-- Begin Extracted material --

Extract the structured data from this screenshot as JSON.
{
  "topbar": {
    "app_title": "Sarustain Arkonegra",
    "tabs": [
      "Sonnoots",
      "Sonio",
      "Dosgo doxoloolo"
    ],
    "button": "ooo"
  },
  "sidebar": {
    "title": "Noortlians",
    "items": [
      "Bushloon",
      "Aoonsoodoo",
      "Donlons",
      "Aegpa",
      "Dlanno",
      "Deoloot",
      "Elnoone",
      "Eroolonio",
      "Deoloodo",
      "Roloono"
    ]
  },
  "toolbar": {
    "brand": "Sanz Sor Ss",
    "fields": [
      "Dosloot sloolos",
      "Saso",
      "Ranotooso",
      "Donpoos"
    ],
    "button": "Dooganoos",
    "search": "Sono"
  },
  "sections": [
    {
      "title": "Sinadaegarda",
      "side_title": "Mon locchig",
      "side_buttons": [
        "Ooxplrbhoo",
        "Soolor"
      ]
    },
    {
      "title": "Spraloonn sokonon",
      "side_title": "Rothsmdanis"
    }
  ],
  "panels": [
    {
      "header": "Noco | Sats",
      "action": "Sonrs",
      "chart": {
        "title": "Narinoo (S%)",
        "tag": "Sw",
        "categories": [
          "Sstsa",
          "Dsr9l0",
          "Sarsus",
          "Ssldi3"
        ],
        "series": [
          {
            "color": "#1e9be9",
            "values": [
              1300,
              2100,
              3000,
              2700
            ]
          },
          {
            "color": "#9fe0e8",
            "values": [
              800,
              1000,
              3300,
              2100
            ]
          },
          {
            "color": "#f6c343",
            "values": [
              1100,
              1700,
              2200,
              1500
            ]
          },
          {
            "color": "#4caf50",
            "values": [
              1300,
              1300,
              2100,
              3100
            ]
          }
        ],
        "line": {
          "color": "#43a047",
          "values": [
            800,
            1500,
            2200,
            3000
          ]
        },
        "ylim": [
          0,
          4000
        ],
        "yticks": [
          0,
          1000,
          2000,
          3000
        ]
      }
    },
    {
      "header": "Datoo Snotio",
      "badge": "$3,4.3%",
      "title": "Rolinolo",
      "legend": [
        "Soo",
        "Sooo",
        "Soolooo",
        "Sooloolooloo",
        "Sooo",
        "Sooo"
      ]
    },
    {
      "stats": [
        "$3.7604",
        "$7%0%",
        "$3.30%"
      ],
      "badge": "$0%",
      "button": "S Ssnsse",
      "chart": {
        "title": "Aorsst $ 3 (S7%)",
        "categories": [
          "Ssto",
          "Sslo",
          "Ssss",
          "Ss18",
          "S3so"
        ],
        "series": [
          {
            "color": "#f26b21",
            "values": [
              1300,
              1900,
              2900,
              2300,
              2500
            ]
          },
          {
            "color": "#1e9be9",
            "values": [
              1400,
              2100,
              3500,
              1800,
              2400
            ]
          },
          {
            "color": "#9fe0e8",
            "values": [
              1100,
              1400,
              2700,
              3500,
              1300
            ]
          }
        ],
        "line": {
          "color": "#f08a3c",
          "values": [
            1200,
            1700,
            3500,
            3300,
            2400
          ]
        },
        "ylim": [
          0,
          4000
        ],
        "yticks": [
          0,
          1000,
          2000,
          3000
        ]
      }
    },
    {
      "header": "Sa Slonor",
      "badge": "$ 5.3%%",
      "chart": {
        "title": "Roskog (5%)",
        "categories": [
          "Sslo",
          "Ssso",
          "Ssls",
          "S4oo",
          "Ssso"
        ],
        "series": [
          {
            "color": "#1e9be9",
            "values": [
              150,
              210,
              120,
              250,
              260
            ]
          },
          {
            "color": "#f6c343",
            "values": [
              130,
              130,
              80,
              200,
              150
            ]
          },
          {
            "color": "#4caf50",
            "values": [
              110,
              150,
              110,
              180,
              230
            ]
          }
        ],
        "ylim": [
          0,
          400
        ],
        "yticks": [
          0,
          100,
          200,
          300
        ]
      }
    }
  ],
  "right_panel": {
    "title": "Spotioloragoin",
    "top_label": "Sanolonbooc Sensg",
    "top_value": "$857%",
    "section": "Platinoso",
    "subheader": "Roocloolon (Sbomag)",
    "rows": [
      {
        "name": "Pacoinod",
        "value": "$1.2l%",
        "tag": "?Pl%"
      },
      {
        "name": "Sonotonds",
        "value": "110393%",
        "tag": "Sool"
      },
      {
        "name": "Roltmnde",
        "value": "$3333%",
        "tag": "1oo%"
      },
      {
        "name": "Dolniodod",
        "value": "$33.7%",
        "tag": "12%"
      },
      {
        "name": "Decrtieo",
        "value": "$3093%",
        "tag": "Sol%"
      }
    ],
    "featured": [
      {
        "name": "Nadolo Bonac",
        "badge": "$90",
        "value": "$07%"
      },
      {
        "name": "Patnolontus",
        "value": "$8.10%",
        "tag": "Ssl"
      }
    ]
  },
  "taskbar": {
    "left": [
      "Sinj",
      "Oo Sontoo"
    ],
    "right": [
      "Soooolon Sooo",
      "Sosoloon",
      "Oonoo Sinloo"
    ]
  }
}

-- End Extracted material --

-- What is expected --
Quote the data in full, keeping each word unchanged.

-- Solution to this problem --
Extract the structured data from this screenshot as JSON.
{
  "topbar": {
    "app_title": "Sarustain Arkonegra",
    "tabs": [
      "Sonnoots",
      "Sonio",
      "Dosgo doxoloolo"
    ],
    "button": "ooo"
  },
  "sidebar": {
    "title": "Noortlians",
    "items": [
      "Bushloon",
      "Aoonsoodoo",
      "Donlons",
      "Aegpa",
      "Dlanno",
      "Deoloot",
      "Elnoone",
      "Eroolonio",
      "Deoloodo",
      "Roloono"
    ]
  },
  "toolbar": {
    "brand": "Sanz Sor Ss",
    "fields": [
      "Dosloot sloolos",
      "Saso",
      "Ranotooso",
      "Donpoos"
    ],
    "button": "Dooganoos",
    "search": "Sono"
  },
  "sections": [
    {
      "title": "Sinadaegarda",
      "side_title": "Mon locchig",
      "side_buttons": [
        "Ooxplrbhoo",
        "Soolor"
      ]
    },
    {
      "title": "Spraloonn sokonon",
      "side_title": "Rothsmdanis"
    }
  ],
  "panels": [
    {
      "header": "Noco | Sats",
      "action": "Sonrs",
      "chart": {
        "title": "Narinoo (S%)",
        "tag": "Sw",
        "categories": [
          "Sstsa",
          "Dsr9l0",
          "Sarsus",
          "Ssldi3"
        ],
        "series": [
          {
            "color": "#1e9be9",
            "values": [
              1300,
              2100,
              3000,
              2700
            ]
          },
          {
            "color": "#9fe0e8",
            "values": [
              800,
              1000,
              3300,
              2100
            ]
          },
          {
            "color": "#f6c343",
            "values": [
              1100,
              1700,
              2200,
              1500
            ]
          },
          {
            "color": "#4caf50",
            "values": [
              1300,
              1300,
              2100,
              3100
            ]
          }
        ],
        "line": {
          "color": "#43a047",
          "values": [
            800,
            1500,
            2200,
            3000
          ]
        },
        "ylim": [
          0,
          4000
        ],
        "yticks": [
          0,
          1000,
          2000,
          3000
        ]
      }
    },
    {
      "header": "Datoo Snotio",
      "badge": "$3,4.3%",
      "title": "Rolinolo",
      "legend": [
        "Soo",
        "Sooo",
        "Soolooo",
        "Sooloolooloo",
        "Sooo",
        "Sooo"
      ]
    },
    {
      "stats": [
        "$3.7604",
        "$7%0%",
        "$3.30%"
      ],
      "badge": "$0%",
      "button": "S Ssnsse",
      "chart": {
        "title": "Aorsst $ 3 (S7%)",
        "categories": [
          "Ssto",
          "Sslo",
          "Ssss",
          "Ss18",
          "S3so"
        ],
        "series": [
          {
            "color": "#f26b21",
            "values": [
              1300,
              1900,
              2900,
              2300,
              2500
            ]
          },
          {
            "color": "#1e9be9",
            "values": [
              1400,
              2100,
              3500,
              1800,
              2400
            ]
          },
          {
            "color": "#9fe0e8",
            "values": [
              1100,
              1400,
              2700,
              3500,
              1300
            ]
          }
        ],
        "line": {
          "color": "#f08a3c",
          "values": [
            1200,
            1700,
            3500,
            3300,
            2400
          ]
        },
        "ylim": [
          0,
          4000
        ],
        "yticks": [
          0,
          1000,
          2000,
          3000
        ]
      }
    },
    {
      "header": "Sa Slonor",
      "badge": "$ 5.3%%",
      "chart": {
        "title": "Roskog (5%)",
        "categories": [
          "Sslo",
          "Ssso",
          "Ssls",
          "S4oo",
          "Ssso"
        ],
        "series": [
          {
            "color": "#1e9be9",
            "values": [
              150,
              210,
              120,
              250,
              260
            ]
          },
          {
            "color": "#f6c343",
            "values": [
              130,
              130,
              80,
              200,
              150
            ]
          },
          {
            "color": "#4caf50",
            "values": [
              110,
              150,
              110,
              180,
              230
            ]
          }
        ],
        "ylim": [
          0,
          400
        ],
        "yticks": [
          0,
          100,
          200,
          300
        ]
      }
    }
  ],
  "right_panel": {
    "title": "Spotioloragoin",
    "top_label": "Sanolonbooc Sensg",
    "top_value": "$857%",
    "section": "Platinoso",
    "subheader": "Roocloolon (Sbomag)",
    "rows": [
      {
        "name": "Pacoinod",
        "value": "$1.2l%",
        "tag": "?Pl%"
      },
      {
        "name": "Sonotonds",
        "value": "110393%",
        "tag": "Sool"
      },
      {
        "name": "Roltmnde",
        "value": "$3333%",
        "tag": "1oo%"
      },
      {
        "name": "Dolniodod",
        "value": "$33.7%",
        "tag": "12%"
      },
      {
        "name": "Decrtieo",
        "value": "$3093%",
        "tag": "Sol%"
      }
    ],
    "featured": [
      {
        "name": "Nadolo Bonac",
        "badge": "$90",
        "value": "$07%"
      },
      {
        "name": "Patnolontus",
        "value": "$8.10%",
        "tag": "Ssl"
      }
    ]
  },
  "taskbar": {
    "left": [
      "Sinj",
      "Oo Sontoo"
    ],
    "right": [
      "Soooolon Sooo",
      "Sosoloon",
      "Oonoo Sinloo"
    ]
  }
}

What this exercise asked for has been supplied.